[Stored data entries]
====

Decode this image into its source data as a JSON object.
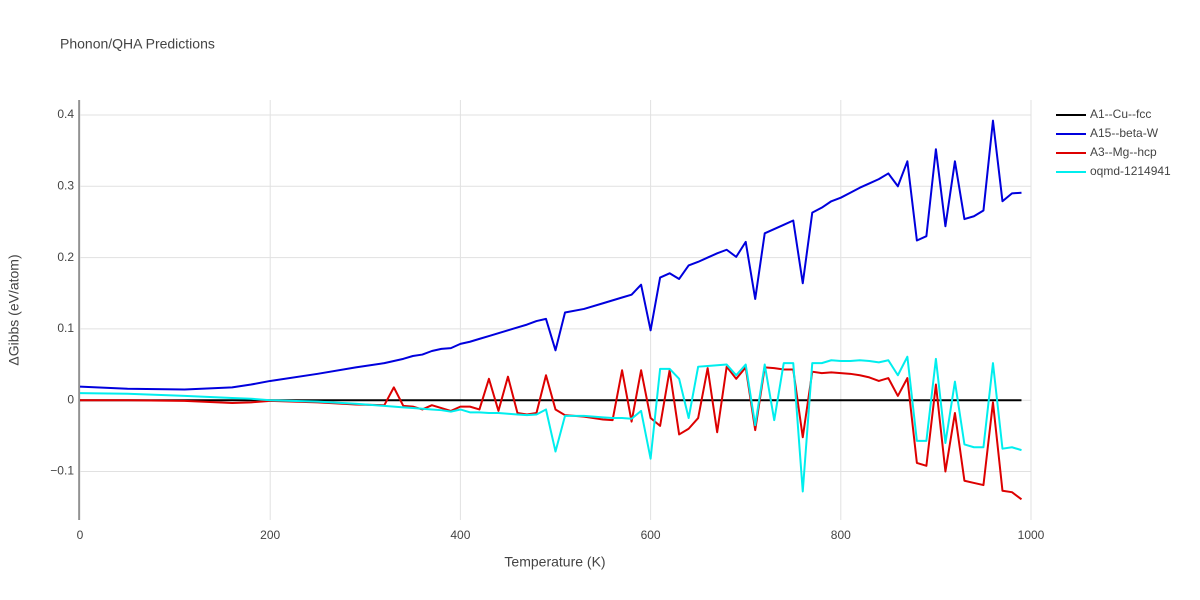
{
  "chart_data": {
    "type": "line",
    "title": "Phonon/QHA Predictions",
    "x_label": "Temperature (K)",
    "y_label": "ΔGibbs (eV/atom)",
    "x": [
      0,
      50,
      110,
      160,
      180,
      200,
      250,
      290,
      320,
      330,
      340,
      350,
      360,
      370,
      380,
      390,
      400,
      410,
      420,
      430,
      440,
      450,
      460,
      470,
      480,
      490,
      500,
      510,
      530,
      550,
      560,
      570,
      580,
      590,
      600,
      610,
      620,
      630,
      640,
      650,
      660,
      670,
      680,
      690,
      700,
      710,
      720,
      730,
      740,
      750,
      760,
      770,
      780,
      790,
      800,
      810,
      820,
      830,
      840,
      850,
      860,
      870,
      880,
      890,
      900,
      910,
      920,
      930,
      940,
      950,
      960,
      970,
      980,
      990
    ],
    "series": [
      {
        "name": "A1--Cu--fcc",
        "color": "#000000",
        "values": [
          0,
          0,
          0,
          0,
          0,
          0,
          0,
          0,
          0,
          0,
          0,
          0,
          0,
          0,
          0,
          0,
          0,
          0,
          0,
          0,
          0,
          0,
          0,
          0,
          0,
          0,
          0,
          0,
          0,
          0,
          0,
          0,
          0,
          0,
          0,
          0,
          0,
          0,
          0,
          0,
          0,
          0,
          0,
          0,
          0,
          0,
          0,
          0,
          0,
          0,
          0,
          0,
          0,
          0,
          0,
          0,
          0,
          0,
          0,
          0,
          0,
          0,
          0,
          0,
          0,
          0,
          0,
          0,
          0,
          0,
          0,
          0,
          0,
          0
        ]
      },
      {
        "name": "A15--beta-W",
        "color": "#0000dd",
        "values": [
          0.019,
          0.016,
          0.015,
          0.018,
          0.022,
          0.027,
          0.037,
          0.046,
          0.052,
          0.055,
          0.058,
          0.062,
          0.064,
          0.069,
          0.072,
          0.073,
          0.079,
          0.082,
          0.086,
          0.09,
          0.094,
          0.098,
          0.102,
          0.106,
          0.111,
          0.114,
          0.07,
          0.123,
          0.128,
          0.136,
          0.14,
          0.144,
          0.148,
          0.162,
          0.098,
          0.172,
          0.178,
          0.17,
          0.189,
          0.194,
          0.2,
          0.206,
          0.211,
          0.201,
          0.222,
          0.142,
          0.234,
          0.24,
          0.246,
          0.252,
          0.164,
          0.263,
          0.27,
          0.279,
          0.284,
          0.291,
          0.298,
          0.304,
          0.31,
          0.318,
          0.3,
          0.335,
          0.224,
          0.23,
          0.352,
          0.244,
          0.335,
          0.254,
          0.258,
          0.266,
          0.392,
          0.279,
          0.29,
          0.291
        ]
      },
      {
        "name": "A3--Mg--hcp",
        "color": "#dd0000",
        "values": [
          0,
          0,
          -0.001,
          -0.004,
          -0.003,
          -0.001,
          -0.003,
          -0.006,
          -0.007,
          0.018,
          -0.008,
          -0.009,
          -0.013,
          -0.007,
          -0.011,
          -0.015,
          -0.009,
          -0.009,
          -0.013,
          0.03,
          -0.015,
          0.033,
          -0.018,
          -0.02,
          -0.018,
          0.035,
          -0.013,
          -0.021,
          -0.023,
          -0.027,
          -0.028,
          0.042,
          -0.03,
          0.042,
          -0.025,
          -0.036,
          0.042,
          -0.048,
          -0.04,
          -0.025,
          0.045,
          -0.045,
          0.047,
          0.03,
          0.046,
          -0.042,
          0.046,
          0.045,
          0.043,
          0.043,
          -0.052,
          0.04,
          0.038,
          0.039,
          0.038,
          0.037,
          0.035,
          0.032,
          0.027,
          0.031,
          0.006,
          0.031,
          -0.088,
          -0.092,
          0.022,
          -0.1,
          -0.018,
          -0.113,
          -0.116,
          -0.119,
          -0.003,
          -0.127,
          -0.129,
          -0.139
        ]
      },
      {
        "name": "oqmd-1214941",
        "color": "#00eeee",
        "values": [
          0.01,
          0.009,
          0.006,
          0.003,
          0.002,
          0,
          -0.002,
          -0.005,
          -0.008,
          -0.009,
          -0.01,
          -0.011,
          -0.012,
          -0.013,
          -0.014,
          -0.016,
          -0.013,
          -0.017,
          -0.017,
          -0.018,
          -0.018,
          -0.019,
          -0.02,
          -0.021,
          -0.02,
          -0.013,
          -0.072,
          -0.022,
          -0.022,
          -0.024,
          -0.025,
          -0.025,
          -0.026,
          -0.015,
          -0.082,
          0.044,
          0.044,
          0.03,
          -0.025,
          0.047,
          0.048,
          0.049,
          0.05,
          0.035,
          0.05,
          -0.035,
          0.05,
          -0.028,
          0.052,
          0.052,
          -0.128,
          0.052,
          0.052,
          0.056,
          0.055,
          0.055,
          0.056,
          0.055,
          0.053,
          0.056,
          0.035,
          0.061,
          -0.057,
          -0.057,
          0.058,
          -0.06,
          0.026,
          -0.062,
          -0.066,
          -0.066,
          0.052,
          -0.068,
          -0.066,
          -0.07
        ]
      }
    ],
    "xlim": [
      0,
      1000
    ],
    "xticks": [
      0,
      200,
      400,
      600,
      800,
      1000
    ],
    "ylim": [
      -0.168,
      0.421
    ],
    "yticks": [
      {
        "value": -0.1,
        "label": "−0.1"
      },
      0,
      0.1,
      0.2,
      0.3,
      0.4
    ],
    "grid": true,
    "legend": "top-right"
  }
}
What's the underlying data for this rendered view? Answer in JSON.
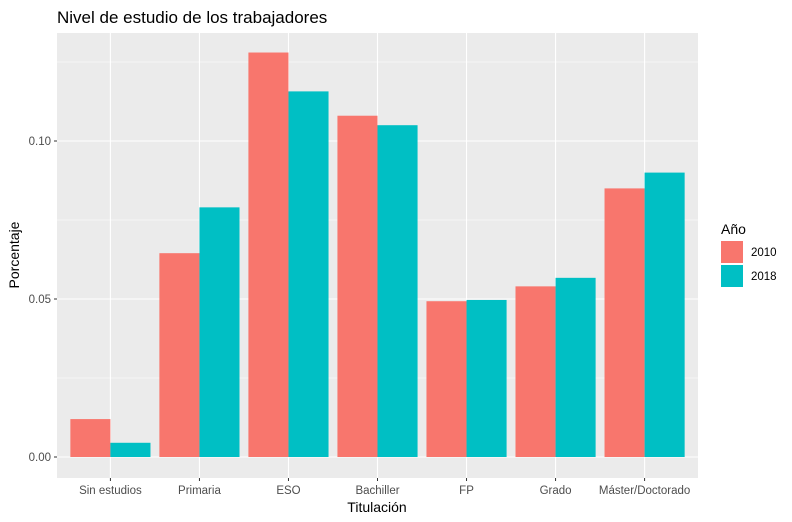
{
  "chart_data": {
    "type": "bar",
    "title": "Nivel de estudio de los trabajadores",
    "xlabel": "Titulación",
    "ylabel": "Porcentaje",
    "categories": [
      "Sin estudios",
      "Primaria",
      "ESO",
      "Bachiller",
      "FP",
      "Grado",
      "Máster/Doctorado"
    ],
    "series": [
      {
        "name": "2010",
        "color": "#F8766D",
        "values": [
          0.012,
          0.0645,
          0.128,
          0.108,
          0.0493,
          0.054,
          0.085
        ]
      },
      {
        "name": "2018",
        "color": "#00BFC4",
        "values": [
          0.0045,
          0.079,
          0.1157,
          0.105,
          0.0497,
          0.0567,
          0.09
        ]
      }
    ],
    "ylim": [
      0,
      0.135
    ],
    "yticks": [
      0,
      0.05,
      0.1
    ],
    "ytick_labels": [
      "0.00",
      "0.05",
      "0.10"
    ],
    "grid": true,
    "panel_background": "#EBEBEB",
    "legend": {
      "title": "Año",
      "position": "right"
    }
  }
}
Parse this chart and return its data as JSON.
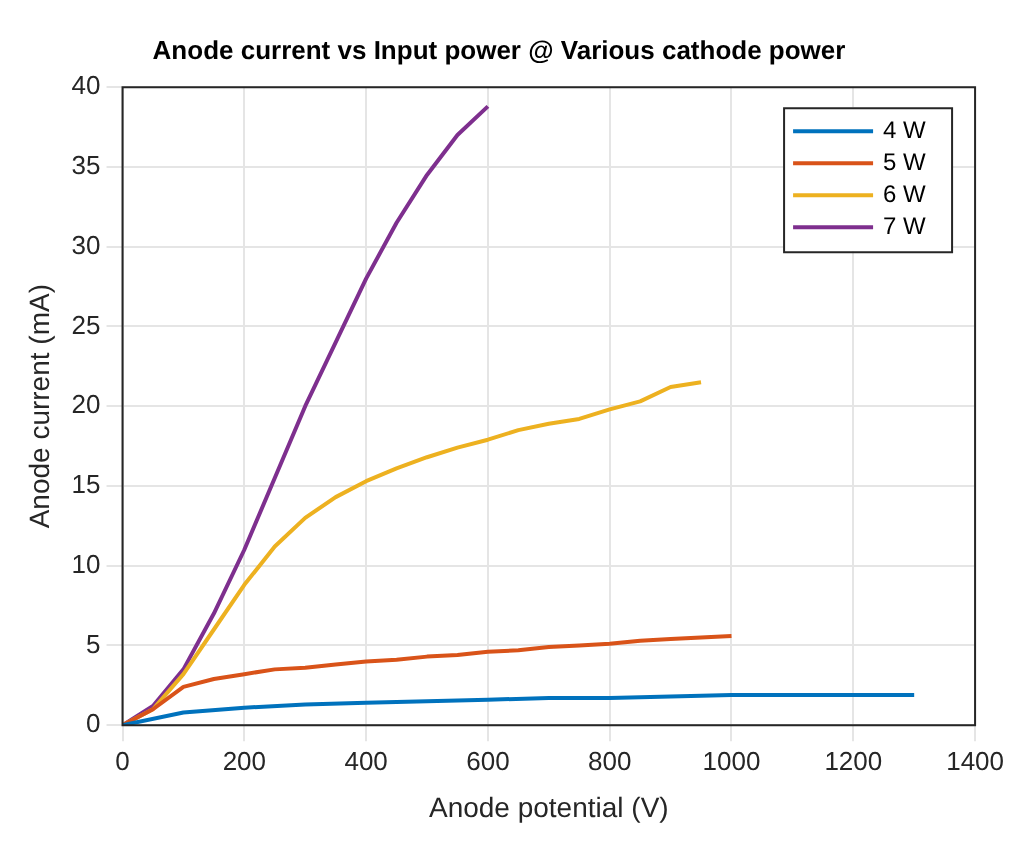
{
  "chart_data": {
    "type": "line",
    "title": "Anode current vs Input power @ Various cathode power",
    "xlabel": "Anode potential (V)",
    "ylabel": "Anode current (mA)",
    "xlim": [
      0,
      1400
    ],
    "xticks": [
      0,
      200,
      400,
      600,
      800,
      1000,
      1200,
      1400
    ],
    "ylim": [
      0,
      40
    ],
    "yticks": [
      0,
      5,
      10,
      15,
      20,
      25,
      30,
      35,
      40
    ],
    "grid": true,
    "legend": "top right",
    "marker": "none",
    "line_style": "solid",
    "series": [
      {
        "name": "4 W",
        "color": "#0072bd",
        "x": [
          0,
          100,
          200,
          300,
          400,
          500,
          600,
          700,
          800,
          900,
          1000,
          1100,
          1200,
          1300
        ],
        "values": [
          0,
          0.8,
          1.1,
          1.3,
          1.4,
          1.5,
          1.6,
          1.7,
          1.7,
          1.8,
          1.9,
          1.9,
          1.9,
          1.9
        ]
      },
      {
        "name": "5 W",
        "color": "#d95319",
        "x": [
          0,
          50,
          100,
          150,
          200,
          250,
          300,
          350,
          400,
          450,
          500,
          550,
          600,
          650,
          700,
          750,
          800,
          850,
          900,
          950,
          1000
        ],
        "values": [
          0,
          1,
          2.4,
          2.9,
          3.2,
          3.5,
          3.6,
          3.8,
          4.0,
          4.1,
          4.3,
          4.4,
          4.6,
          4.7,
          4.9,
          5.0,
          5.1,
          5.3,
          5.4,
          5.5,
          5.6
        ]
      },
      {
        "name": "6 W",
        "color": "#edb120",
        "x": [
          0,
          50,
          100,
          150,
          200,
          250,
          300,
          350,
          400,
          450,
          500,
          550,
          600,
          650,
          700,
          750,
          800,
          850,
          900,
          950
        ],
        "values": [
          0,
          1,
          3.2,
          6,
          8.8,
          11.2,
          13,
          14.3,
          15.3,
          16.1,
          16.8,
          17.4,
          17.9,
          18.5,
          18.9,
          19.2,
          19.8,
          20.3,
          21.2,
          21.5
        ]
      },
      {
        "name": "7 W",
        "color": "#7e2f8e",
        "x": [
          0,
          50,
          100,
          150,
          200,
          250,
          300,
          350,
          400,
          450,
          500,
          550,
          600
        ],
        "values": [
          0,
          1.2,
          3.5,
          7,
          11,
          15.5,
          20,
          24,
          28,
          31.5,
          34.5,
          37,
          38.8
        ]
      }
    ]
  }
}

====

Show each line in the entries that holds the string "xlabel".

    "xlabel": "Titulación",
    "xlabel": "Anode potential (V)",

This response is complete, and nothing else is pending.